Aim of the exercise. Format each of the records below as a JSON list of strings, one string per line, skipping blank lines and leaving the pictures out.

>> begin

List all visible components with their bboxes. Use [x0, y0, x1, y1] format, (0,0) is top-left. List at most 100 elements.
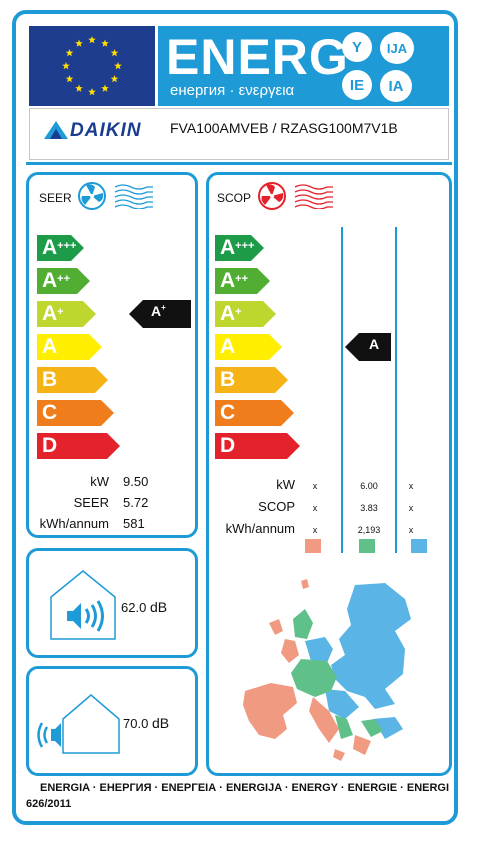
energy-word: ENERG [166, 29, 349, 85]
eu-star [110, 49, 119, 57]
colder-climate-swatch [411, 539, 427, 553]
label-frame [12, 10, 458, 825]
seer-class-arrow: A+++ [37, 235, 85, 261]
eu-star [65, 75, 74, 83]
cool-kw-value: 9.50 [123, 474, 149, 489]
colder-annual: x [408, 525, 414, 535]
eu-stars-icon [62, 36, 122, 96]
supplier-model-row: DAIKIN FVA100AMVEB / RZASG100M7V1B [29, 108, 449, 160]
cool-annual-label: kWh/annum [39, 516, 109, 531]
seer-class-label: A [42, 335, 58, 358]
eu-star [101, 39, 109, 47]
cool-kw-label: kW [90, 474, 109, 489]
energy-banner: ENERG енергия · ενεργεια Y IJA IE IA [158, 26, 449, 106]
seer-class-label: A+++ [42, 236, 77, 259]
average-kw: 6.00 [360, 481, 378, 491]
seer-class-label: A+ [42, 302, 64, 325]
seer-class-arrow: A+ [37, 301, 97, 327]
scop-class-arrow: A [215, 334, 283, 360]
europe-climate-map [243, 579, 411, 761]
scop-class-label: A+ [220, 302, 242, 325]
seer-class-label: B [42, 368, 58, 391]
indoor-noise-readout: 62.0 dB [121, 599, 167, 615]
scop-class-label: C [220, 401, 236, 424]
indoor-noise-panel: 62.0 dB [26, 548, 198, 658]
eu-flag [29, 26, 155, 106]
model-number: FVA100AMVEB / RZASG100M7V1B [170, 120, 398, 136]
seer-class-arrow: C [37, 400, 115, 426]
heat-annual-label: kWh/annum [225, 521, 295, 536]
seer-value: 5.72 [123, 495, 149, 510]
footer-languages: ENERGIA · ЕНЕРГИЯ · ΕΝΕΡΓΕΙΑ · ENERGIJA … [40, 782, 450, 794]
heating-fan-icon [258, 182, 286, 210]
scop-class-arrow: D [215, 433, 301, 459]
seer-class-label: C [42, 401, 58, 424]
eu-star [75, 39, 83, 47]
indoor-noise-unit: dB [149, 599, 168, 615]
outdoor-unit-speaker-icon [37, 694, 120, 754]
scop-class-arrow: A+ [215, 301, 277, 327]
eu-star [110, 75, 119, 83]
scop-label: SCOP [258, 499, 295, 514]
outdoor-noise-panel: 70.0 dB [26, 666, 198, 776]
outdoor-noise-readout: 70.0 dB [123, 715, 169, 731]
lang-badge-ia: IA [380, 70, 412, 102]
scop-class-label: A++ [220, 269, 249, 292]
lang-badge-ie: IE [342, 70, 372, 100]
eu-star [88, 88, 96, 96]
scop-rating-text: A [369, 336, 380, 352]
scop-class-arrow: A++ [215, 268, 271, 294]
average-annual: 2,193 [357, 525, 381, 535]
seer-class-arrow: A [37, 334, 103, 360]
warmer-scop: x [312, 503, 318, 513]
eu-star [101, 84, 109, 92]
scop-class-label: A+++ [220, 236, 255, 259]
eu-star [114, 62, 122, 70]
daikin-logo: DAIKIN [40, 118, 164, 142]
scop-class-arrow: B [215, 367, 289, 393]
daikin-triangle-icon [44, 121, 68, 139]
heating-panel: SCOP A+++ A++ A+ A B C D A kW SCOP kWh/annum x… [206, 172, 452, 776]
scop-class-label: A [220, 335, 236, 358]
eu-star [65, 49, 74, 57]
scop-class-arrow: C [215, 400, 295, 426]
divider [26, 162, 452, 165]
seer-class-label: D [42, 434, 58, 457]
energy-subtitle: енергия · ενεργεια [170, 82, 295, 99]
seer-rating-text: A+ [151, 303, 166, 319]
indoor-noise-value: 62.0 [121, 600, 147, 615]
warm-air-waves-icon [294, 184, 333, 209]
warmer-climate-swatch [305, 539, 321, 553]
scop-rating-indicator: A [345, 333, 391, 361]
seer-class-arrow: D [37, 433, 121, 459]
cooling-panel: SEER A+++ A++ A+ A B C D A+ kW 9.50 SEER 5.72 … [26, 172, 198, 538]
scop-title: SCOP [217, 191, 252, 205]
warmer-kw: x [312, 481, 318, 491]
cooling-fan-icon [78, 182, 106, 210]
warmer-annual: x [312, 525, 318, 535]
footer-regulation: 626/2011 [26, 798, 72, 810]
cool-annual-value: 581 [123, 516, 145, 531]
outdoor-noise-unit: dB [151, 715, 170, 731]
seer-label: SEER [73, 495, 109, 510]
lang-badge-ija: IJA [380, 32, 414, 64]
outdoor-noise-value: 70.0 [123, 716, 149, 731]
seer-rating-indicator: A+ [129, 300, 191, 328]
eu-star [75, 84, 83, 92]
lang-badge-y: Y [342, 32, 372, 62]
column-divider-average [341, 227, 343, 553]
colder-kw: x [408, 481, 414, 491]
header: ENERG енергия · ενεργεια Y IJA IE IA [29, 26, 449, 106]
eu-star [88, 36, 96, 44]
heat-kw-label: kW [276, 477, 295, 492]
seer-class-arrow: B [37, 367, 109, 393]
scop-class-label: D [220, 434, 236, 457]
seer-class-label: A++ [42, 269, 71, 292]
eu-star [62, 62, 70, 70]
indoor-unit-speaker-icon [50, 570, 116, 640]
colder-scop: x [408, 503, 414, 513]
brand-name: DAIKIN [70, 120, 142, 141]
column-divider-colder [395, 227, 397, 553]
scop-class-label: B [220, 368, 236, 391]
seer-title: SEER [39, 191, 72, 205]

>> end

Written response.
[
  "List all visible components with their bboxes. Use [x0, y0, x1, y1] format, (0,0) is top-left. List at most 100 elements.",
  "energy-word: ENERG [166, 29, 349, 85]",
  "eu-star [110, 49, 119, 57]",
  "colder-climate-swatch [411, 539, 427, 553]",
  "label-frame [12, 10, 458, 825]",
  "seer-class-arrow: A+++ [37, 235, 85, 261]",
  "eu-star [65, 75, 74, 83]",
  "cool-kw-value: 9.50 [123, 474, 149, 489]",
  "colder-annual: x [408, 525, 414, 535]",
  "eu-stars-icon [62, 36, 122, 96]",
  "supplier-model-row: DAIKIN FVA100AMVEB / RZASG100M7V1B [29, 108, 449, 160]",
  "cool-annual-label: kWh/annum [39, 516, 109, 531]",
  "seer-class-label: A [42, 335, 58, 358]",
  "eu-star [101, 39, 109, 47]",
  "cool-kw-label: kW [90, 474, 109, 489]",
  "energy-banner: ENERG енергия · ενεργεια Y IJA IE IA [158, 26, 449, 106]",
  "seer-class-label: A+++ [42, 236, 77, 259]",
  "average-kw: 6.00 [360, 481, 378, 491]",
  "seer-class-label: A+ [42, 302, 64, 325]",
  "seer-class-arrow: A+ [37, 301, 97, 327]",
  "scop-class-arrow: A [215, 334, 283, 360]",
  "europe-climate-map [243, 579, 411, 761]",
  "scop-class-label: A+ [220, 302, 242, 325]",
  "seer-class-label: B [42, 368, 58, 391]",
  "indoor-noise-readout: 62.0 dB [121, 599, 167, 615]",
  "scop-class-label: C [220, 401, 236, 424]",
  "indoor-noise-panel: 62.0 dB [26, 548, 198, 658]",
  "eu-flag [29, 26, 155, 106]",
  "model-number: FVA100AMVEB / RZASG100M7V1B [170, 120, 398, 136]",
  "seer-class-arrow: C [37, 400, 115, 426]",
  "heat-annual-label: kWh/annum [225, 521, 295, 536]",
  "seer-value: 5.72 [123, 495, 149, 510]",
  "footer-languages: ENERGIA · ЕНЕРГИЯ · ΕΝΕΡΓΕΙΑ · ENERGIJA … [40, 782, 450, 794]",
  "heating-fan-icon [258, 182, 286, 210]",
  "scop-class-arrow: D [215, 433, 301, 459]",
  "seer-class-label: C [42, 401, 58, 424]",
  "eu-star [75, 39, 83, 47]",
  "indoor-noise-unit: dB [149, 599, 168, 615]",
  "outdoor-unit-speaker-icon [37, 694, 120, 754]",
  "scop-class-arrow: A+ [215, 301, 277, 327]",
  "eu-star [110, 75, 119, 83]",
  "scop-label: SCOP [258, 499, 295, 514]",
  "outdoor-noise-panel: 70.0 dB [26, 666, 198, 776]",
  "outdoor-noise-readout: 70.0 dB [123, 715, 169, 731]",
  "lang-badge-ia: IA [380, 70, 412, 102]",
  "scop-class-label: A++ [220, 269, 249, 292]",
  "lang-badge-ie: IE [342, 70, 372, 100]",
  "eu-star [88, 88, 96, 96]",
  "scop-rating-text: A [369, 336, 380, 352]",
  "scop-class-arrow: A++ [215, 268, 271, 294]",
  "average-annual: 2,193 [357, 525, 381, 535]",
  "seer-class-arrow: A [37, 334, 103, 360]",
  "warmer-scop: x [312, 503, 318, 513]",
  "eu-star [101, 84, 109, 92]",
  "scop-class-label: A+++ [220, 236, 255, 259]",
  "eu-star [114, 62, 122, 70]",
  "daikin-logo: DAIKIN [40, 118, 164, 142]",
  "scop-class-arrow: B [215, 367, 289, 393]",
  "daikin-triangle-icon [44, 121, 68, 139]",
  "heating-panel: SCOP A+++ A++ A+ A B C D A kW SCOP kWh/annum x… [206, 172, 452, 776]",
  "scop-class-label: A [220, 335, 236, 358]",
  "eu-star [65, 49, 74, 57]",
  "scop-class-arrow: C [215, 400, 295, 426]",
  "divider [26, 162, 452, 165]",
  "seer-class-label: D [42, 434, 58, 457]",
  "energy-subtitle: енергия · ενεργεια [170, 82, 295, 99]",
  "seer-rating-text: A+ [151, 303, 166, 319]",
  "indoor-noise-value: 62.0 [121, 600, 147, 615]",
  "warm-air-waves-icon [294, 184, 333, 209]",
  "warmer-climate-swatch [305, 539, 321, 553]",
  "scop-rating-indicator: A [345, 333, 391, 361]",
  "seer-class-arrow: D [37, 433, 121, 459]",
  "cooling-panel: SEER A+++ A++ A+ A B C D A+ kW 9.50 SEER 5.72 … [26, 172, 198, 538]",
  "scop-title: SCOP [217, 191, 252, 205]",
  "warmer-kw: x [312, 481, 318, 491]",
  "cooling-fan-icon [78, 182, 106, 210]",
  "warmer-annual: x [312, 525, 318, 535]",
  "footer-regulation: 626/2011 [26, 798, 72, 810]",
  "cool-annual-value: 581 [123, 516, 145, 531]",
  "outdoor-noise-unit: dB [151, 715, 170, 731]",
  "seer-label: SEER [73, 495, 109, 510]",
  "lang-badge-ija: IJA [380, 32, 414, 64]",
  "outdoor-noise-value: 70.0 [123, 716, 149, 731]",
  "seer-rating-indicator: A+ [129, 300, 191, 328]",
  "eu-star [75, 84, 83, 92]",
  "lang-badge-y: Y [342, 32, 372, 62]",
  "column-divider-average [341, 227, 343, 553]",
  "colder-kw: x [408, 481, 414, 491]",
  "header: ENERG енергия · ενεργεια Y IJA IE IA [29, 26, 449, 106]",
  "eu-star [88, 36, 96, 44]",
  "heat-kw-label: kW [276, 477, 295, 492]",
  "seer-class-arrow: B [37, 367, 109, 393]",
  "scop-class-label: D [220, 434, 236, 457]",
  "seer-class-label: A++ [42, 269, 71, 292]",
  "eu-star [62, 62, 70, 70]",
  "indoor-unit-speaker-icon [50, 570, 116, 640]",
  "colder-scop: x [408, 503, 414, 513]",
  "brand-name: DAIKIN [70, 120, 142, 141]",
  "column-divider-colder [395, 227, 397, 553]",
  "scop-class-label: B [220, 368, 236, 391]",
  "seer-title: SEER [39, 191, 72, 205]"
]